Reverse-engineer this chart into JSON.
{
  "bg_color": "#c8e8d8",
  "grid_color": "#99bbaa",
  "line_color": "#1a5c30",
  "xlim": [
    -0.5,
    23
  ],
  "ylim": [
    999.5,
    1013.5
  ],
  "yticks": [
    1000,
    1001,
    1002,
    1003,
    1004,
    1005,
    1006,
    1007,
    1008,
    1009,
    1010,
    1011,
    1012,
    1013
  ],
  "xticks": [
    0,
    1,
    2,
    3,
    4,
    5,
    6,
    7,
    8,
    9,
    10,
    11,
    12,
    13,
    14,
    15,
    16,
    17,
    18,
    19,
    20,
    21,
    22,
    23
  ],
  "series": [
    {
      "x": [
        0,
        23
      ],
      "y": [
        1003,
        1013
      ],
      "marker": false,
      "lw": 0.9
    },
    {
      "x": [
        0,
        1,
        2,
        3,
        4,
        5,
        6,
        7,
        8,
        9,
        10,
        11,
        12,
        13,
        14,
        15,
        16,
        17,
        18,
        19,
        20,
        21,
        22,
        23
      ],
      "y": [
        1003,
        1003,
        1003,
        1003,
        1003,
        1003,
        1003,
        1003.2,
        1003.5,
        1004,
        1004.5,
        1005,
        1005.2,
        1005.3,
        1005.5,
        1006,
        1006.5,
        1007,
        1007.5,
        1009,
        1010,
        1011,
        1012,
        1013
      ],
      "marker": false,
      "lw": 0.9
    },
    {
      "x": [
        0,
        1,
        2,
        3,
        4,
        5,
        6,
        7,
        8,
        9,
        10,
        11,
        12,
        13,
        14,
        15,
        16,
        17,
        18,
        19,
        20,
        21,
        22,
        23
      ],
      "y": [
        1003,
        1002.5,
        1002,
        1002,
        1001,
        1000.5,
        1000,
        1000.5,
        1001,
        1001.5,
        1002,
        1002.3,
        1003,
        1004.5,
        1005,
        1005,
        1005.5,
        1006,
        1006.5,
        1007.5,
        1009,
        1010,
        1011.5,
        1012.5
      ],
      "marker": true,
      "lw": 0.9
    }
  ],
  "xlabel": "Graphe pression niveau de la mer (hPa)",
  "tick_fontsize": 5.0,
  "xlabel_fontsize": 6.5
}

## WHAT THIS TASK INVOLVES
Would you restate each of the entries word for word?

## ANSWER TO THE EXERCISE
Reverse-engineer this chart into JSON.
{
  "bg_color": "#c8e8d8",
  "grid_color": "#99bbaa",
  "line_color": "#1a5c30",
  "xlim": [
    -0.5,
    23
  ],
  "ylim": [
    999.5,
    1013.5
  ],
  "yticks": [
    1000,
    1001,
    1002,
    1003,
    1004,
    1005,
    1006,
    1007,
    1008,
    1009,
    1010,
    1011,
    1012,
    1013
  ],
  "xticks": [
    0,
    1,
    2,
    3,
    4,
    5,
    6,
    7,
    8,
    9,
    10,
    11,
    12,
    13,
    14,
    15,
    16,
    17,
    18,
    19,
    20,
    21,
    22,
    23
  ],
  "series": [
    {
      "x": [
        0,
        23
      ],
      "y": [
        1003,
        1013
      ],
      "marker": false,
      "lw": 0.9
    },
    {
      "x": [
        0,
        1,
        2,
        3,
        4,
        5,
        6,
        7,
        8,
        9,
        10,
        11,
        12,
        13,
        14,
        15,
        16,
        17,
        18,
        19,
        20,
        21,
        22,
        23
      ],
      "y": [
        1003,
        1003,
        1003,
        1003,
        1003,
        1003,
        1003,
        1003.2,
        1003.5,
        1004,
        1004.5,
        1005,
        1005.2,
        1005.3,
        1005.5,
        1006,
        1006.5,
        1007,
        1007.5,
        1009,
        1010,
        1011,
        1012,
        1013
      ],
      "marker": false,
      "lw": 0.9
    },
    {
      "x": [
        0,
        1,
        2,
        3,
        4,
        5,
        6,
        7,
        8,
        9,
        10,
        11,
        12,
        13,
        14,
        15,
        16,
        17,
        18,
        19,
        20,
        21,
        22,
        23
      ],
      "y": [
        1003,
        1002.5,
        1002,
        1002,
        1001,
        1000.5,
        1000,
        1000.5,
        1001,
        1001.5,
        1002,
        1002.3,
        1003,
        1004.5,
        1005,
        1005,
        1005.5,
        1006,
        1006.5,
        1007.5,
        1009,
        1010,
        1011.5,
        1012.5
      ],
      "marker": true,
      "lw": 0.9
    }
  ],
  "xlabel": "Graphe pression niveau de la mer (hPa)",
  "tick_fontsize": 5.0,
  "xlabel_fontsize": 6.5
}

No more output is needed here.